Records that describe figures:

• • • •

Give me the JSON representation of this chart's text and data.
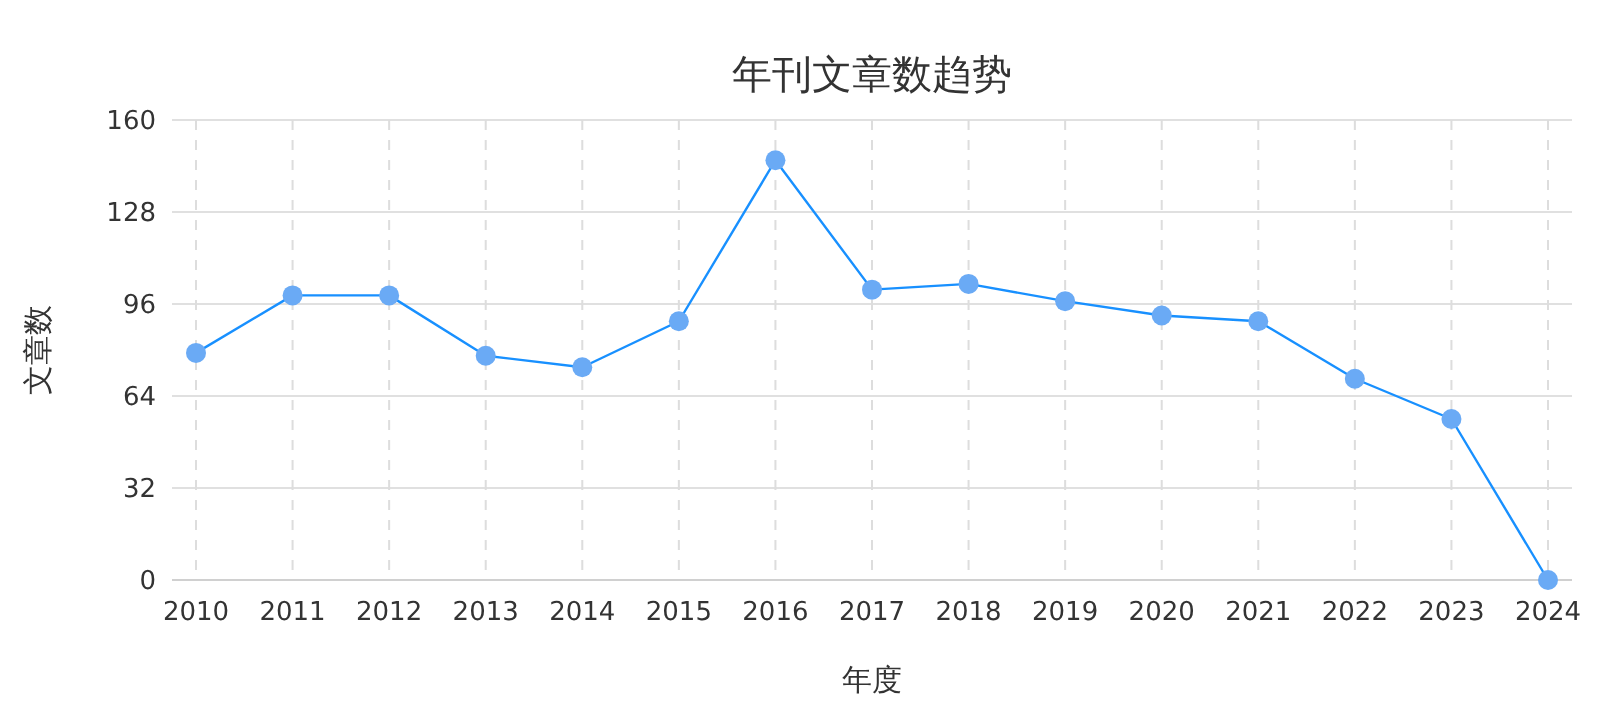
{
  "chart_data": {
    "type": "line",
    "title": "年刊文章数趋势",
    "xlabel": "年度",
    "ylabel": "文章数",
    "categories": [
      "2010",
      "2011",
      "2012",
      "2013",
      "2014",
      "2015",
      "2016",
      "2017",
      "2018",
      "2019",
      "2020",
      "2021",
      "2022",
      "2023",
      "2024"
    ],
    "series": [
      {
        "color": "#1890ff",
        "values": [
          79,
          99,
          99,
          78,
          74,
          90,
          146,
          101,
          103,
          97,
          92,
          90,
          70,
          56,
          0
        ]
      }
    ],
    "ylim": [
      0,
      160
    ],
    "yticks": [
      0,
      32,
      64,
      96,
      128,
      160
    ],
    "grid": true,
    "marker": "circle",
    "line_style": "solid"
  }
}
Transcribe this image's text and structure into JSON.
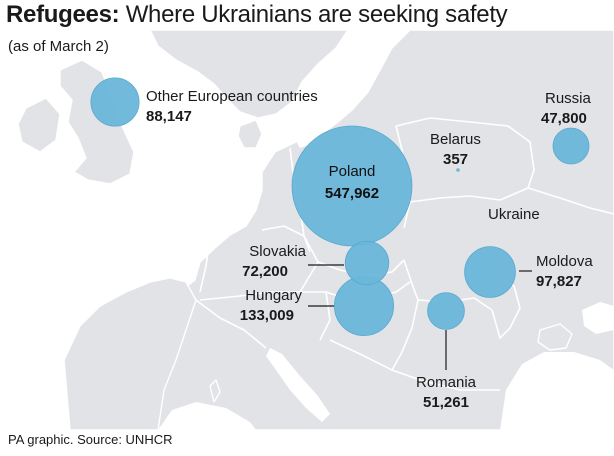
{
  "header": {
    "title_bold": "Refugees:",
    "title_rest": "Where Ukrainians are seeking safety",
    "subtitle": "(as of March 2)"
  },
  "footer": {
    "source": "PA graphic. Source: UNHCR"
  },
  "colors": {
    "land": "#e1e3e6",
    "sea": "#ffffff",
    "border": "#ffffff",
    "bubble": "#6ab6da",
    "bubble_stroke": "#5aa8cf",
    "leader": "#1a1a1a"
  },
  "map": {
    "country_labels": {
      "ukraine": "Ukraine",
      "belarus": "Belarus",
      "belarus_value": "357"
    }
  },
  "chart_data": {
    "type": "bubble-map",
    "title": "Refugees: Where Ukrainians are seeking safety",
    "subtitle": "(as of March 2)",
    "destinations": [
      {
        "key": "poland",
        "name": "Poland",
        "value": 547962,
        "label": "547,962"
      },
      {
        "key": "hungary",
        "name": "Hungary",
        "value": 133009,
        "label": "133,009"
      },
      {
        "key": "moldova",
        "name": "Moldova",
        "value": 97827,
        "label": "97,827"
      },
      {
        "key": "other",
        "name": "Other European countries",
        "value": 88147,
        "label": "88,147"
      },
      {
        "key": "slovakia",
        "name": "Slovakia",
        "value": 72200,
        "label": "72,200"
      },
      {
        "key": "romania",
        "name": "Romania",
        "value": 51261,
        "label": "51,261"
      },
      {
        "key": "russia",
        "name": "Russia",
        "value": 47800,
        "label": "47,800"
      },
      {
        "key": "belarus",
        "name": "Belarus",
        "value": 357,
        "label": "357"
      }
    ]
  }
}
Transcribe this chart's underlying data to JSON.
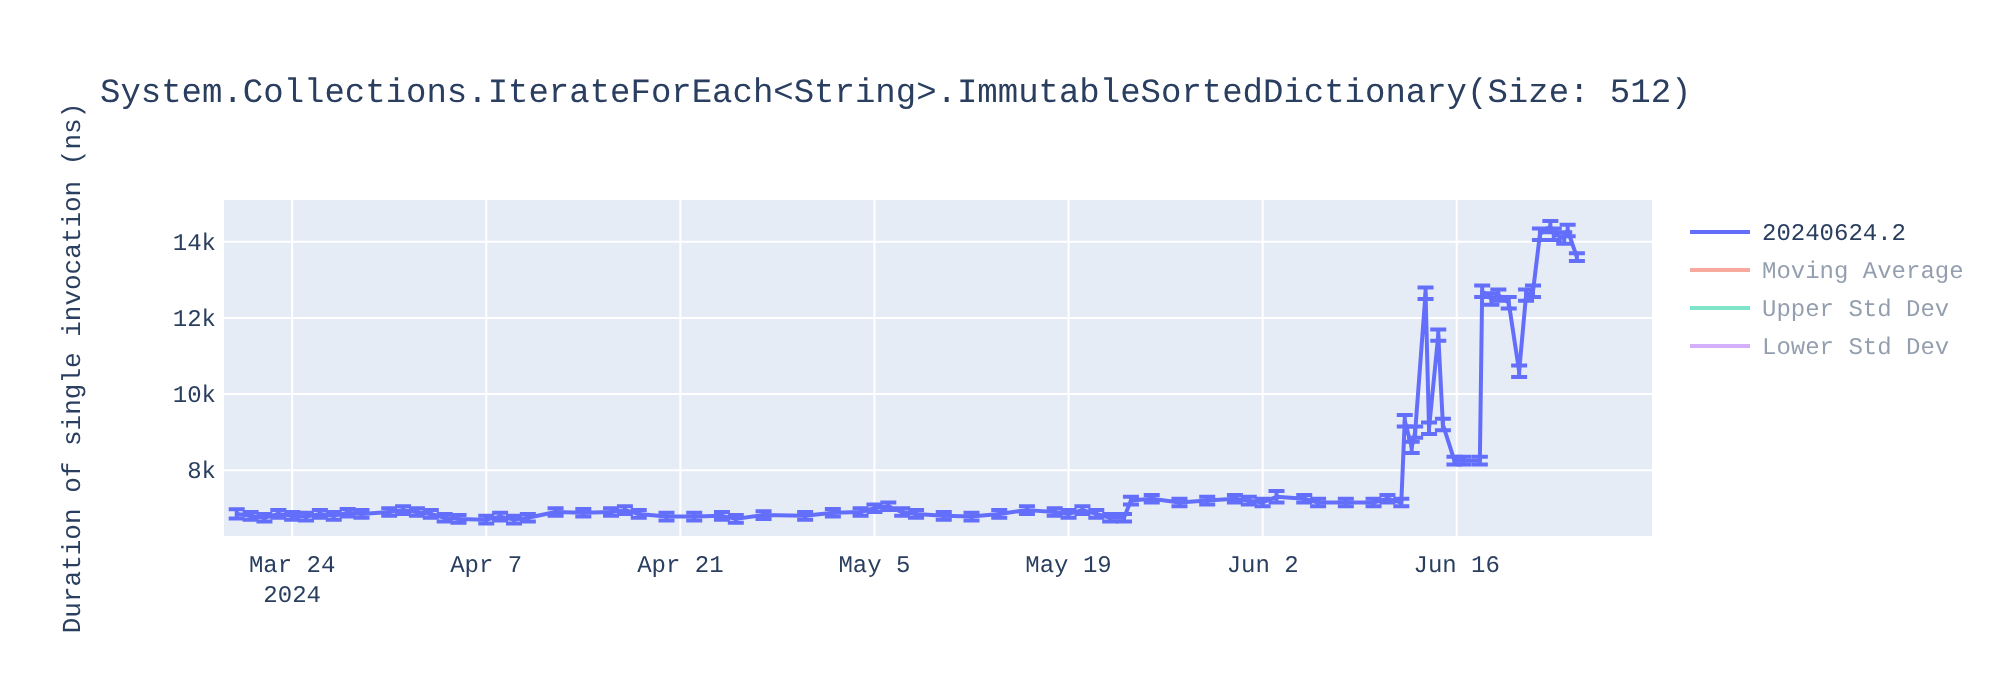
{
  "chart_data": {
    "type": "line",
    "title": "System.Collections.IterateForEach<String>.ImmutableSortedDictionary(Size: 512)",
    "ylabel": "Duration of single invocation (ns)",
    "x": [
      "2024-03-20",
      "2024-03-21",
      "2024-03-22",
      "2024-03-23",
      "2024-03-24",
      "2024-03-25",
      "2024-03-26",
      "2024-03-27",
      "2024-03-28",
      "2024-03-29",
      "2024-03-31",
      "2024-04-01",
      "2024-04-02",
      "2024-04-03",
      "2024-04-04",
      "2024-04-05",
      "2024-04-07",
      "2024-04-08",
      "2024-04-09",
      "2024-04-10",
      "2024-04-12",
      "2024-04-14",
      "2024-04-16",
      "2024-04-17",
      "2024-04-18",
      "2024-04-20",
      "2024-04-22",
      "2024-04-24",
      "2024-04-25",
      "2024-04-27",
      "2024-04-30",
      "2024-05-02",
      "2024-05-04",
      "2024-05-05",
      "2024-05-06",
      "2024-05-07",
      "2024-05-08",
      "2024-05-10",
      "2024-05-12",
      "2024-05-14",
      "2024-05-16",
      "2024-05-18",
      "2024-05-19",
      "2024-05-20",
      "2024-05-21",
      "2024-05-22",
      "2024-05-23",
      "2024-05-23T12:00",
      "2024-05-25",
      "2024-05-27",
      "2024-05-29",
      "2024-05-31",
      "2024-06-01",
      "2024-06-02",
      "2024-06-03",
      "2024-06-05",
      "2024-06-06",
      "2024-06-08",
      "2024-06-10",
      "2024-06-11",
      "2024-06-12",
      "2024-06-12T06:00",
      "2024-06-12T18:00",
      "2024-06-13",
      "2024-06-13T18:00",
      "2024-06-14",
      "2024-06-14T16:00",
      "2024-06-15",
      "2024-06-15T20:00",
      "2024-06-16T12:00",
      "2024-06-17T16:00",
      "2024-06-17T20:00",
      "2024-06-18T12:00",
      "2024-06-19",
      "2024-06-19T18:00",
      "2024-06-20T12:00",
      "2024-06-21",
      "2024-06-21T12:00",
      "2024-06-22",
      "2024-06-22T18:00",
      "2024-06-23",
      "2024-06-23T18:00",
      "2024-06-24",
      "2024-06-24T16:00"
    ],
    "series": [
      {
        "name": "20240624.2",
        "color": "#636efa",
        "values": [
          6850,
          6800,
          6750,
          6850,
          6800,
          6780,
          6850,
          6800,
          6880,
          6850,
          6900,
          6950,
          6900,
          6850,
          6750,
          6720,
          6700,
          6780,
          6700,
          6750,
          6900,
          6880,
          6900,
          6950,
          6850,
          6780,
          6780,
          6800,
          6720,
          6820,
          6800,
          6880,
          6900,
          7000,
          7050,
          6900,
          6850,
          6800,
          6780,
          6850,
          6950,
          6900,
          6850,
          6950,
          6850,
          6750,
          6750,
          7200,
          7250,
          7150,
          7200,
          7250,
          7200,
          7150,
          7300,
          7250,
          7150,
          7150,
          7150,
          7250,
          7150,
          9300,
          8600,
          9000,
          12650,
          9100,
          11550,
          9200,
          8250,
          8250,
          8250,
          12700,
          12500,
          12600,
          12400,
          10600,
          12600,
          12700,
          14200,
          14400,
          14200,
          14100,
          14300,
          13600
        ],
        "errors": [
          120,
          100,
          100,
          100,
          100,
          100,
          100,
          100,
          100,
          100,
          100,
          100,
          100,
          100,
          100,
          100,
          100,
          100,
          100,
          100,
          100,
          100,
          100,
          100,
          100,
          100,
          100,
          100,
          100,
          100,
          100,
          100,
          100,
          100,
          100,
          100,
          100,
          100,
          100,
          100,
          100,
          100,
          100,
          100,
          100,
          100,
          100,
          100,
          100,
          100,
          100,
          100,
          100,
          100,
          150,
          100,
          100,
          100,
          100,
          100,
          100,
          150,
          150,
          150,
          150,
          150,
          150,
          150,
          100,
          100,
          100,
          150,
          150,
          150,
          150,
          150,
          150,
          150,
          150,
          150,
          150,
          150,
          150,
          100
        ]
      },
      {
        "name": "Moving Average",
        "color": "#ef553b",
        "values": [
          null,
          null,
          null,
          null,
          null,
          null,
          null,
          null,
          null,
          null,
          null,
          null,
          null,
          null,
          null,
          null,
          null,
          null,
          null,
          null,
          null,
          null,
          null,
          null,
          null,
          null,
          null,
          null,
          null,
          null,
          null,
          null,
          null,
          null,
          null,
          null,
          null,
          null,
          null,
          null,
          null,
          null,
          null,
          null,
          null,
          null,
          null,
          null,
          null,
          null,
          null,
          null,
          null,
          null,
          null,
          null,
          null,
          null,
          null,
          null,
          null,
          null,
          null,
          null,
          null,
          null,
          null,
          null,
          null,
          null,
          null,
          null,
          null,
          null,
          null,
          null,
          null,
          null,
          null,
          null,
          null,
          null,
          null,
          null
        ]
      },
      {
        "name": "Upper Std Dev",
        "color": "#00cc96",
        "values": [
          null,
          null,
          null,
          null,
          null,
          null,
          null,
          null,
          null,
          null,
          null,
          null,
          null,
          null,
          null,
          null,
          null,
          null,
          null,
          null,
          null,
          null,
          null,
          null,
          null,
          null,
          null,
          null,
          null,
          null,
          null,
          null,
          null,
          null,
          null,
          null,
          null,
          null,
          null,
          null,
          null,
          null,
          null,
          null,
          null,
          null,
          null,
          null,
          null,
          null,
          null,
          null,
          null,
          null,
          null,
          null,
          null,
          null,
          null,
          null,
          null,
          null,
          null,
          null,
          null,
          null,
          null,
          null,
          null,
          null,
          null,
          null,
          null,
          null,
          null,
          null,
          null,
          null,
          null,
          null,
          null,
          null,
          null,
          null
        ]
      },
      {
        "name": "Lower Std Dev",
        "color": "#ab63fa",
        "values": [
          null,
          null,
          null,
          null,
          null,
          null,
          null,
          null,
          null,
          null,
          null,
          null,
          null,
          null,
          null,
          null,
          null,
          null,
          null,
          null,
          null,
          null,
          null,
          null,
          null,
          null,
          null,
          null,
          null,
          null,
          null,
          null,
          null,
          null,
          null,
          null,
          null,
          null,
          null,
          null,
          null,
          null,
          null,
          null,
          null,
          null,
          null,
          null,
          null,
          null,
          null,
          null,
          null,
          null,
          null,
          null,
          null,
          null,
          null,
          null,
          null,
          null,
          null,
          null,
          null,
          null,
          null,
          null,
          null,
          null,
          null,
          null,
          null,
          null,
          null,
          null,
          null,
          null,
          null,
          null,
          null,
          null,
          null,
          null
        ]
      }
    ],
    "xlim": [
      "2024-03-19T02:00",
      "2024-06-30T02:00"
    ],
    "xticks": [
      {
        "value": "2024-03-24",
        "label": "Mar 24\n2024"
      },
      {
        "value": "2024-04-07",
        "label": "Apr 7"
      },
      {
        "value": "2024-04-21",
        "label": "Apr 21"
      },
      {
        "value": "2024-05-05",
        "label": "May 5"
      },
      {
        "value": "2024-05-19",
        "label": "May 19"
      },
      {
        "value": "2024-06-02",
        "label": "Jun 2"
      },
      {
        "value": "2024-06-16",
        "label": "Jun 16"
      }
    ],
    "ylim": [
      6270,
      15100
    ],
    "yticks": [
      {
        "value": 8000,
        "label": "8k"
      },
      {
        "value": 10000,
        "label": "10k"
      },
      {
        "value": 12000,
        "label": "12k"
      },
      {
        "value": 14000,
        "label": "14k"
      }
    ],
    "grid": true,
    "legend": "right",
    "marker": "none",
    "line_style": "solid"
  }
}
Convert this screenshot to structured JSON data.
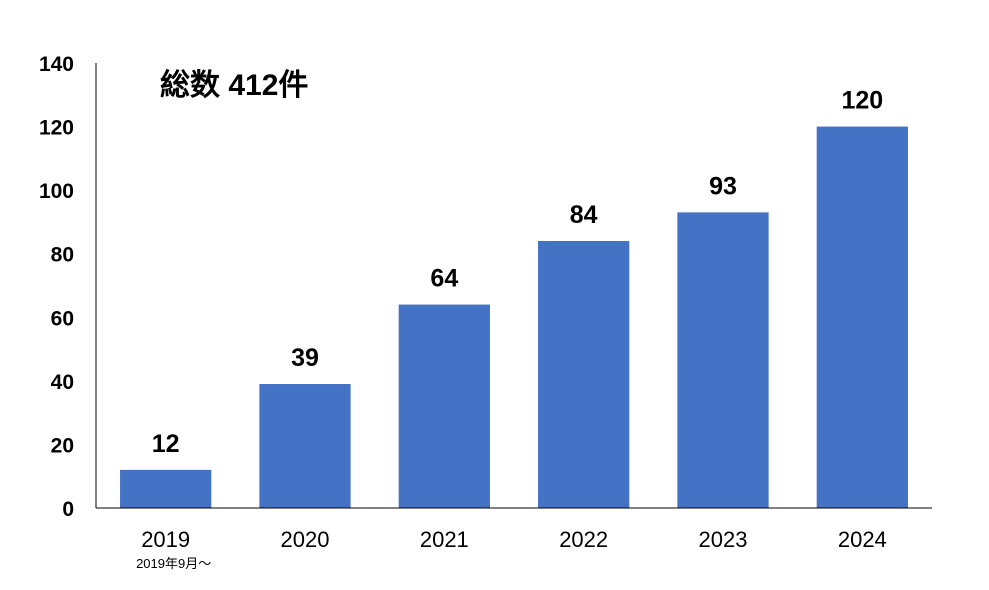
{
  "chart_data": {
    "type": "bar",
    "annotation": "総数 412件",
    "categories": [
      "2019",
      "2020",
      "2021",
      "2022",
      "2023",
      "2024"
    ],
    "category_notes": [
      "2019年9月～",
      "",
      "",
      "",
      "",
      ""
    ],
    "values": [
      12,
      39,
      64,
      84,
      93,
      120
    ],
    "data_labels": [
      "12",
      "39",
      "64",
      "84",
      "93",
      "120"
    ],
    "y_ticks": [
      "0",
      "20",
      "40",
      "60",
      "80",
      "100",
      "120",
      "140"
    ],
    "ylim": [
      0,
      140
    ],
    "grid": false,
    "legend": "none",
    "bar_color": "#4472C4"
  }
}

• • • •

**WHAT THE TASK REQUIRES:** Tally the lines of the data that contain the string "JSON" and report the total alone.

**EXPECTED OUTPUT:** 4